Exercise. Copy out every line of the records below, character for character, but leave out the picture lines.

Input material.
________________________

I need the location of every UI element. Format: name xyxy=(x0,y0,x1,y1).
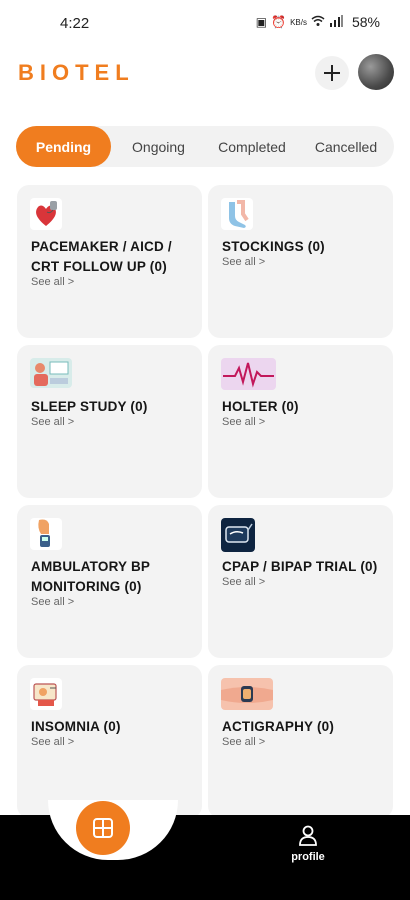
avatar[interactable] xyxy=(358,54,394,90)
card-title: AMBULATORY BP MONITORING (0) xyxy=(31,559,150,594)
battery-level: 58% xyxy=(351,14,380,30)
card-title: PACEMAKER / AICD / CRT FOLLOW UP (0) xyxy=(31,239,172,274)
see-all-link[interactable]: See all > xyxy=(222,256,265,268)
stockings-icon xyxy=(221,198,253,230)
card-title: INSOMNIA (0) xyxy=(31,719,121,734)
profile-nav-item[interactable]: profile xyxy=(285,824,331,863)
see-all-link[interactable]: See all > xyxy=(222,416,265,428)
bp-monitor-icon xyxy=(30,518,62,550)
status-time: 4:22 xyxy=(60,15,90,32)
see-all-link[interactable]: See all > xyxy=(222,736,265,748)
card-stockings[interactable]: STOCKINGS (0) See all > xyxy=(208,185,393,338)
status-tabs: Pending Ongoing Completed Cancelled xyxy=(16,126,394,167)
see-all-link[interactable]: See all > xyxy=(31,736,74,748)
card-title: HOLTER (0) xyxy=(222,399,299,414)
card-cpap-bipap[interactable]: CPAP / BIPAP TRIAL (0) See all > xyxy=(208,505,393,658)
tab-completed[interactable]: Completed xyxy=(206,126,298,167)
status-bar: 4:22 ▣ ⏰ KB/s 58% xyxy=(0,0,410,46)
card-ambulatory-bp[interactable]: AMBULATORY BP MONITORING (0) See all > xyxy=(17,505,202,658)
see-all-link[interactable]: See all > xyxy=(222,576,265,588)
sim-icon: ▣ xyxy=(255,15,268,29)
actigraphy-watch-icon xyxy=(221,678,273,710)
add-button[interactable] xyxy=(315,56,349,90)
app-logo: BIOTEL xyxy=(18,60,135,85)
user-icon xyxy=(299,825,317,846)
signal-icon xyxy=(329,14,343,30)
card-title: STOCKINGS (0) xyxy=(222,239,325,254)
heart-pacemaker-icon xyxy=(30,198,62,230)
app-header: BIOTEL xyxy=(0,54,410,90)
card-holter[interactable]: HOLTER (0) See all > xyxy=(208,345,393,498)
card-title: SLEEP STUDY (0) xyxy=(31,399,148,414)
data-speed-icon: KB/s xyxy=(290,17,307,27)
see-all-link[interactable]: See all > xyxy=(31,596,74,608)
holter-ecg-icon xyxy=(221,358,276,390)
grid-icon xyxy=(93,818,113,838)
card-title: ACTIGRAPHY (0) xyxy=(222,719,335,734)
card-insomnia[interactable]: INSOMNIA (0) See all > xyxy=(17,665,202,818)
home-grid-button[interactable] xyxy=(76,801,130,855)
tab-ongoing[interactable]: Ongoing xyxy=(111,126,206,167)
card-title: CPAP / BIPAP TRIAL (0) xyxy=(222,559,378,574)
see-all-link[interactable]: See all > xyxy=(31,416,74,428)
card-actigraphy[interactable]: ACTIGRAPHY (0) See all > xyxy=(208,665,393,818)
see-all-link[interactable]: See all > xyxy=(31,276,74,288)
plus-icon xyxy=(324,65,340,81)
profile-label: profile xyxy=(291,851,325,863)
cpap-mask-icon xyxy=(221,518,255,552)
tab-pending[interactable]: Pending xyxy=(16,126,111,167)
sleep-study-icon xyxy=(30,358,72,388)
card-pacemaker[interactable]: PACEMAKER / AICD / CRT FOLLOW UP (0) See… xyxy=(17,185,202,338)
status-icons: ▣ ⏰ KB/s 58% xyxy=(256,14,380,30)
tab-cancelled[interactable]: Cancelled xyxy=(298,126,394,167)
wifi-icon xyxy=(311,15,325,30)
alarm-icon: ⏰ xyxy=(271,15,287,29)
insomnia-icon xyxy=(30,678,62,710)
card-sleep-study[interactable]: SLEEP STUDY (0) See all > xyxy=(17,345,202,498)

________________________

Response to the exercise.
I need the location of every UI element. Format: name xyxy=(x0,y0,x1,y1).
avatar[interactable] xyxy=(358,54,394,90)
card-title: AMBULATORY BP MONITORING (0) xyxy=(31,559,150,594)
battery-level: 58% xyxy=(351,14,380,30)
card-title: PACEMAKER / AICD / CRT FOLLOW UP (0) xyxy=(31,239,172,274)
see-all-link[interactable]: See all > xyxy=(222,256,265,268)
stockings-icon xyxy=(221,198,253,230)
card-title: INSOMNIA (0) xyxy=(31,719,121,734)
profile-nav-item[interactable]: profile xyxy=(285,824,331,863)
see-all-link[interactable]: See all > xyxy=(222,416,265,428)
bp-monitor-icon xyxy=(30,518,62,550)
status-time: 4:22 xyxy=(60,15,90,32)
see-all-link[interactable]: See all > xyxy=(222,736,265,748)
card-stockings[interactable]: STOCKINGS (0) See all > xyxy=(208,185,393,338)
status-tabs: Pending Ongoing Completed Cancelled xyxy=(16,126,394,167)
see-all-link[interactable]: See all > xyxy=(31,736,74,748)
card-title: HOLTER (0) xyxy=(222,399,299,414)
card-cpap-bipap[interactable]: CPAP / BIPAP TRIAL (0) See all > xyxy=(208,505,393,658)
tab-completed[interactable]: Completed xyxy=(206,126,298,167)
status-bar: 4:22 ▣ ⏰ KB/s 58% xyxy=(0,0,410,46)
card-ambulatory-bp[interactable]: AMBULATORY BP MONITORING (0) See all > xyxy=(17,505,202,658)
see-all-link[interactable]: See all > xyxy=(222,576,265,588)
sim-icon: ▣ xyxy=(255,15,268,29)
actigraphy-watch-icon xyxy=(221,678,273,710)
add-button[interactable] xyxy=(315,56,349,90)
app-logo: BIOTEL xyxy=(18,60,135,85)
user-icon xyxy=(299,825,317,846)
signal-icon xyxy=(329,14,343,30)
card-title: STOCKINGS (0) xyxy=(222,239,325,254)
heart-pacemaker-icon xyxy=(30,198,62,230)
app-header: BIOTEL xyxy=(0,54,410,90)
card-holter[interactable]: HOLTER (0) See all > xyxy=(208,345,393,498)
card-title: SLEEP STUDY (0) xyxy=(31,399,148,414)
data-speed-icon: KB/s xyxy=(290,17,307,27)
see-all-link[interactable]: See all > xyxy=(31,596,74,608)
holter-ecg-icon xyxy=(221,358,276,390)
grid-icon xyxy=(93,818,113,838)
card-title: ACTIGRAPHY (0) xyxy=(222,719,335,734)
card-insomnia[interactable]: INSOMNIA (0) See all > xyxy=(17,665,202,818)
home-grid-button[interactable] xyxy=(76,801,130,855)
tab-ongoing[interactable]: Ongoing xyxy=(111,126,206,167)
card-title: CPAP / BIPAP TRIAL (0) xyxy=(222,559,378,574)
see-all-link[interactable]: See all > xyxy=(31,416,74,428)
card-actigraphy[interactable]: ACTIGRAPHY (0) See all > xyxy=(208,665,393,818)
see-all-link[interactable]: See all > xyxy=(31,276,74,288)
plus-icon xyxy=(324,65,340,81)
profile-label: profile xyxy=(291,851,325,863)
cpap-mask-icon xyxy=(221,518,255,552)
tab-pending[interactable]: Pending xyxy=(16,126,111,167)
sleep-study-icon xyxy=(30,358,72,388)
card-pacemaker[interactable]: PACEMAKER / AICD / CRT FOLLOW UP (0) See… xyxy=(17,185,202,338)
status-icons: ▣ ⏰ KB/s 58% xyxy=(256,14,380,30)
tab-cancelled[interactable]: Cancelled xyxy=(298,126,394,167)
wifi-icon xyxy=(311,15,325,30)
alarm-icon: ⏰ xyxy=(271,15,287,29)
insomnia-icon xyxy=(30,678,62,710)
card-sleep-study[interactable]: SLEEP STUDY (0) See all > xyxy=(17,345,202,498)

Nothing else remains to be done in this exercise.